======== Supplied records
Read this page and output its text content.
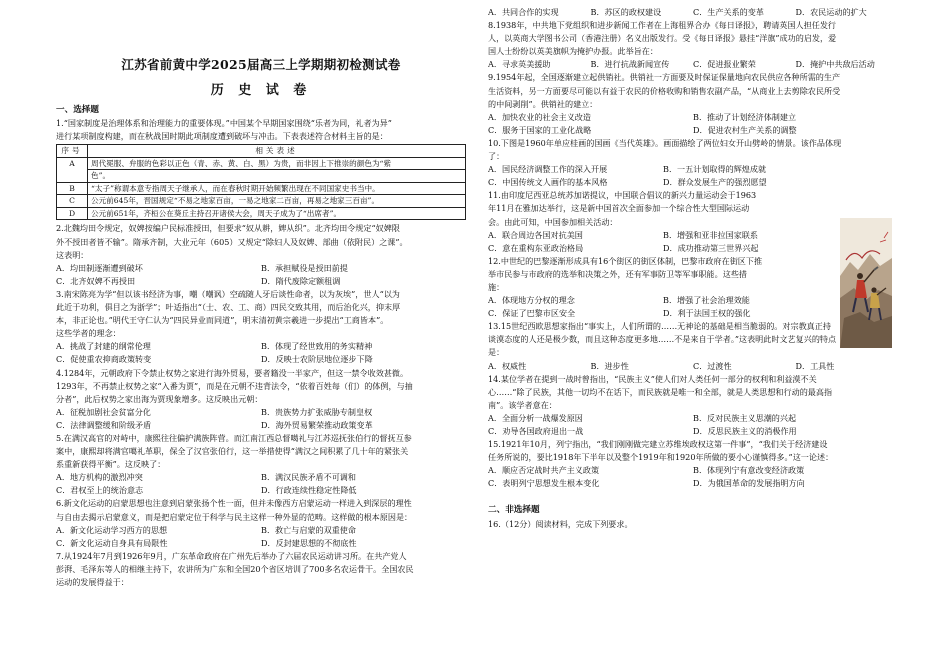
江苏省前黄中学2025届高三上学期期初检测试卷
历 史 试 卷
一、选择题
1.“国家制度是治理体系和治理能力的重要体现。”中国某个早期国家围绕“乐者为同，礼者为异”
进行某项制度构建，而在秋战国时期此项制度遭到破坏与冲击。下表表述符合材料主旨的是：
序号	相关表述
A	周代冕服、弁服的色彩以正色（青、赤、黄、白、黑）为贵，而非因上下推崇的颜色为“紫
	色”。
B	“太子”称谓本意专指周天子继承人，而在春秋时期开始频繁出现在不同国家史书当中。
C	公元前645年，晋国规定“不易之地家百亩，一易之地家二百亩，再易之地家三百亩”。
D	公元前651年，齐桓公在葵丘主持召开诸侯大会，周天子成为了“出席者”。
2.北魏均田令规定，奴婢按编户民标准授田，但要求“奴从耕，婢从织”。北齐均田令规定“奴婢限
外不授田者皆不输”。隋承齐制，大业元年（605）又规定“除妇人及奴婢、部曲（依附民）之课”。
这表明：
A．均田制逐渐遭到破坏	B．承担赋役是授田前提
C．北齐奴婢不再授田	D．隋代废除定额租调
3.南宋陈亮为学“但以该书经济为事，嘲（嘲讽）空疏随人牙后谈性命者，以为灰埃”，世人“以为
此近于功利，俱目之为浙学”；叶适指出“（士、农、工、商）四民交致其用，而后治化兴，抑末厚
本，非正论也。”明代王守仁认为“四民异业而同道”，明末清初黄宗羲进一步提出“工商皆本”。
这些学者的理念：
A．挑战了封建的纲常伦理	B．体现了经世致用的务实精神
C．促使重农抑商政策转变	D．反映士农阶层地位逐步下降
4.1284年，元朝政府下令禁止权势之家进行海外贸易，要者籍没一半家产，但这一禁令收效甚微。
1293年，不再禁止权势之家“入番为贾”，而是在元朝不违背法令，“依着百姓每（们）的体例，与抽
分者”，此后权势之家出海为贾现象增多。这反映出元朝：
A．征税加剧社会贫富分化	B．贵族势力扩张威胁专制皇权
C．法律调整缓和阶级矛盾	D．海外贸易繁荣推动政策变革
5.在满汉高官的对峙中，康熙往往偏护满族阵营。而江南江西总督噶礼与江苏巡抚张伯行的督抚互参
案中，康熙却将满官噶礼革职，保全了汉官张伯行，这一举措使得“满汉之间积累了几十年的紧张关
系重新获得平衡”。这反映了：
A．地方机构的激烈冲突	B．满汉民族矛盾不可调和
C．君权至上的统治意志	D．行政连续性稳定性降低
6.新文化运动的启蒙思想也注意到启蒙张扬个性一面，但并未像西方启蒙运动一样进入到深层的理性
与自由去揭示启蒙意义，而是把启蒙定位于科学与民主这样一种外显的范畴。这样做的根本原因是：
A．新文化运动学习西方的思想	B．救亡与启蒙的双重使命
C．新文化运动自身具有局限性	D．反封建思想的不彻底性
7.从1924年7月到1926年9月，广东革命政府在广州先后举办了六届农民运动讲习所。在共产党人
彭湃、毛泽东等人的相继主持下，农讲所为广东和全国20个省区培训了700多名农运骨干。全国农民
运动的发展得益于：
A．共同合作的实现	B．苏区的政权建设	C．生产关系的变革	D．农民运动的扩大
8.1938年，中共地下党组织和进步新闻工作者在上海租界合办《每日译报》，聘请英国人担任发行
人，以英商大学图书公司（香港注册）名义出版发行。受《每日译报》悬挂“洋旗”成功的启发，爱
国人士纷纷以英美旗帜为掩护办报。此举旨在：
A．寻求英美援助	B．进行抗战新闻宣传	C．促进报业繁荣	D．掩护中共敌后活动
9.1954年起，全国逐渐建立起供销社。供销社一方面要及时保证保量地向农民供应各种所需的生产
生活资料，另一方面要尽可能以有益于农民的价格收购和销售农副产品，“从商业上去剪除农民所受
的中间剥削”。供销社的建立：
A．加快农业的社会主义改造	B．推动了计划经济体制建立
C．服务于国家的工业化战略	D．促进农村生产关系的调整
10.下图是1960年单应桂画的国画《当代英雄》。画面描绘了两位妇女开山劈岭的情景。该作品体现
了：
A．国民经济调整工作的深入开展	B．一五计划取得的辉煌成就
C．中国传统文人画作的基本风格	D．群众发展生产的强烈愿望
11.由印度尼西亚总统苏加诺提议，中国联合倡议的新兴力量运动会于1963
年11月在雅加达举行，这是新中国首次全面参加一个综合性大型国际运动
会。由此可知，中国参加相关活动：
A．联合周边各国对抗美国	B．增强和亚非拉国家联系
C．意在重构东亚政治格局	D．成功推动第三世界兴起
12.中世纪的巴黎逐渐形成具有16个街区的街区体制，巴黎市政府在街区下推
举市民参与市政府的选举和决策之外，还有军事防卫等军事职能。这些措
施：
A．体现地方分权的理念	B．增强了社会治理效能
C．保证了巴黎市区安全	D．利于法国王权的强化
13.15世纪西欧思想家指出“事实上，人们所谓的……无神论的基础是相当脆弱的。对宗教真正持
谈漠态度的人还是极少数，而且这种态度更多地……不是来自于学者。”这表明此时文艺复兴的特点
是：
A．权威性	B．进步性	C．过渡性	D．工具性
14.某位学者在提到一战时曾指出，“民族主义”使人们对人类任何一部分的权利和利益漠不关
心……“除了民族，其他一切均不在话下，而民族就是唯一和全部，就是人类思想和行动的最高指
南”。该学者意在：
A．全面分析一战爆发原因	B．反对民族主义思潮的兴起
C．劝导各国政府退出一战	D．反思民族主义的消极作用
15.1921年10月，列宁指出，“我们刚刚做完建立苏维埃政权这第一件事”，“我们关于经济建设
任务所说的，要比1918年下半年以及整个1919年和1920年所做的要小心谨慎得多。”这一论述：
A．顺应否定战时共产主义政策	B．体现列宁有意改变经济政策
C．表明列宁思想发生根本变化	D．为俄国革命的发展指明方向
二、非选择题
16.（12分）阅读材料，完成下列要求。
================
## Set task
Repeat each entry exactly as given; no pictures belong in the copy.

## Full solution
Read this page and output its text content.
江苏省前黄中学2025届高三上学期期初检测试卷
历 史 试 卷
一、选择题
1.“国家制度是治理体系和治理能力的重要体现。”中国某个早期国家围绕“乐者为同，礼者为异”
进行某项制度构建，而在秋战国时期此项制度遭到破坏与冲击。下表表述符合材料主旨的是：
序号	相关表述
A	周代冕服、弁服的色彩以正色（青、赤、黄、白、黑）为贵，而非因上下推崇的颜色为“紫
	色”。
B	“太子”称谓本意专指周天子继承人，而在春秋时期开始频繁出现在不同国家史书当中。
C	公元前645年，晋国规定“不易之地家百亩，一易之地家二百亩，再易之地家三百亩”。
D	公元前651年，齐桓公在葵丘主持召开诸侯大会，周天子成为了“出席者”。
2.北魏均田令规定，奴婢按编户民标准授田，但要求“奴从耕，婢从织”。北齐均田令规定“奴婢限
外不授田者皆不输”。隋承齐制，大业元年（605）又规定“除妇人及奴婢、部曲（依附民）之课”。
这表明：
A．均田制逐渐遭到破坏	B．承担赋役是授田前提
C．北齐奴婢不再授田	D．隋代废除定额租调
3.南宋陈亮为学“但以该书经济为事，嘲（嘲讽）空疏随人牙后谈性命者，以为灰埃”，世人“以为
此近于功利，俱目之为浙学”；叶适指出“（士、农、工、商）四民交致其用，而后治化兴，抑末厚
本，非正论也。”明代王守仁认为“四民异业而同道”，明末清初黄宗羲进一步提出“工商皆本”。
这些学者的理念：
A．挑战了封建的纲常伦理	B．体现了经世致用的务实精神
C．促使重农抑商政策转变	D．反映士农阶层地位逐步下降
4.1284年，元朝政府下令禁止权势之家进行海外贸易，要者籍没一半家产，但这一禁令收效甚微。
1293年，不再禁止权势之家“入番为贾”，而是在元朝不违背法令，“依着百姓每（们）的体例，与抽
分者”，此后权势之家出海为贾现象增多。这反映出元朝：
A．征税加剧社会贫富分化	B．贵族势力扩张威胁专制皇权
C．法律调整缓和阶级矛盾	D．海外贸易繁荣推动政策变革
5.在满汉高官的对峙中，康熙往往偏护满族阵营。而江南江西总督噶礼与江苏巡抚张伯行的督抚互参
案中，康熙却将满官噶礼革职，保全了汉官张伯行，这一举措使得“满汉之间积累了几十年的紧张关
系重新获得平衡”。这反映了：
A．地方机构的激烈冲突	B．满汉民族矛盾不可调和
C．君权至上的统治意志	D．行政连续性稳定性降低
6.新文化运动的启蒙思想也注意到启蒙张扬个性一面，但并未像西方启蒙运动一样进入到深层的理性
与自由去揭示启蒙意义，而是把启蒙定位于科学与民主这样一种外显的范畴。这样做的根本原因是：
A．新文化运动学习西方的思想	B．救亡与启蒙的双重使命
C．新文化运动自身具有局限性	D．反封建思想的不彻底性
7.从1924年7月到1926年9月，广东革命政府在广州先后举办了六届农民运动讲习所。在共产党人
彭湃、毛泽东等人的相继主持下，农讲所为广东和全国20个省区培训了700多名农运骨干。全国农民
运动的发展得益于：
A．共同合作的实现	B．苏区的政权建设	C．生产关系的变革	D．农民运动的扩大
8.1938年，中共地下党组织和进步新闻工作者在上海租界合办《每日译报》，聘请英国人担任发行
人，以英商大学图书公司（香港注册）名义出版发行。受《每日译报》悬挂“洋旗”成功的启发，爱
国人士纷纷以英美旗帜为掩护办报。此举旨在：
A．寻求英美援助	B．进行抗战新闻宣传	C．促进报业繁荣	D．掩护中共敌后活动
9.1954年起，全国逐渐建立起供销社。供销社一方面要及时保证保量地向农民供应各种所需的生产
生活资料，另一方面要尽可能以有益于农民的价格收购和销售农副产品，“从商业上去剪除农民所受
的中间剥削”。供销社的建立：
A．加快农业的社会主义改造	B．推动了计划经济体制建立
C．服务于国家的工业化战略	D．促进农村生产关系的调整
10.下图是1960年单应桂画的国画《当代英雄》。画面描绘了两位妇女开山劈岭的情景。该作品体现
了：
A．国民经济调整工作的深入开展	B．一五计划取得的辉煌成就
C．中国传统文人画作的基本风格	D．群众发展生产的强烈愿望
11.由印度尼西亚总统苏加诺提议，中国联合倡议的新兴力量运动会于1963
年11月在雅加达举行，这是新中国首次全面参加一个综合性大型国际运动
会。由此可知，中国参加相关活动：
A．联合周边各国对抗美国	B．增强和亚非拉国家联系
C．意在重构东亚政治格局	D．成功推动第三世界兴起
12.中世纪的巴黎逐渐形成具有16个街区的街区体制，巴黎市政府在街区下推
举市民参与市政府的选举和决策之外，还有军事防卫等军事职能。这些措
施：
A．体现地方分权的理念	B．增强了社会治理效能
C．保证了巴黎市区安全	D．利于法国王权的强化
13.15世纪西欧思想家指出“事实上，人们所谓的……无神论的基础是相当脆弱的。对宗教真正持
谈漠态度的人还是极少数，而且这种态度更多地……不是来自于学者。”这表明此时文艺复兴的特点
是：
A．权威性	B．进步性	C．过渡性	D．工具性
14.某位学者在提到一战时曾指出，“民族主义”使人们对人类任何一部分的权利和利益漠不关
心……“除了民族，其他一切均不在话下，而民族就是唯一和全部，就是人类思想和行动的最高指
南”。该学者意在：
A．全面分析一战爆发原因	B．反对民族主义思潮的兴起
C．劝导各国政府退出一战	D．反思民族主义的消极作用
15.1921年10月，列宁指出，“我们刚刚做完建立苏维埃政权这第一件事”，“我们关于经济建设
任务所说的，要比1918年下半年以及整个1919年和1920年所做的要小心谨慎得多。”这一论述：
A．顺应否定战时共产主义政策	B．体现列宁有意改变经济政策
C．表明列宁思想发生根本变化	D．为俄国革命的发展指明方向
二、非选择题
16.（12分）阅读材料，完成下列要求。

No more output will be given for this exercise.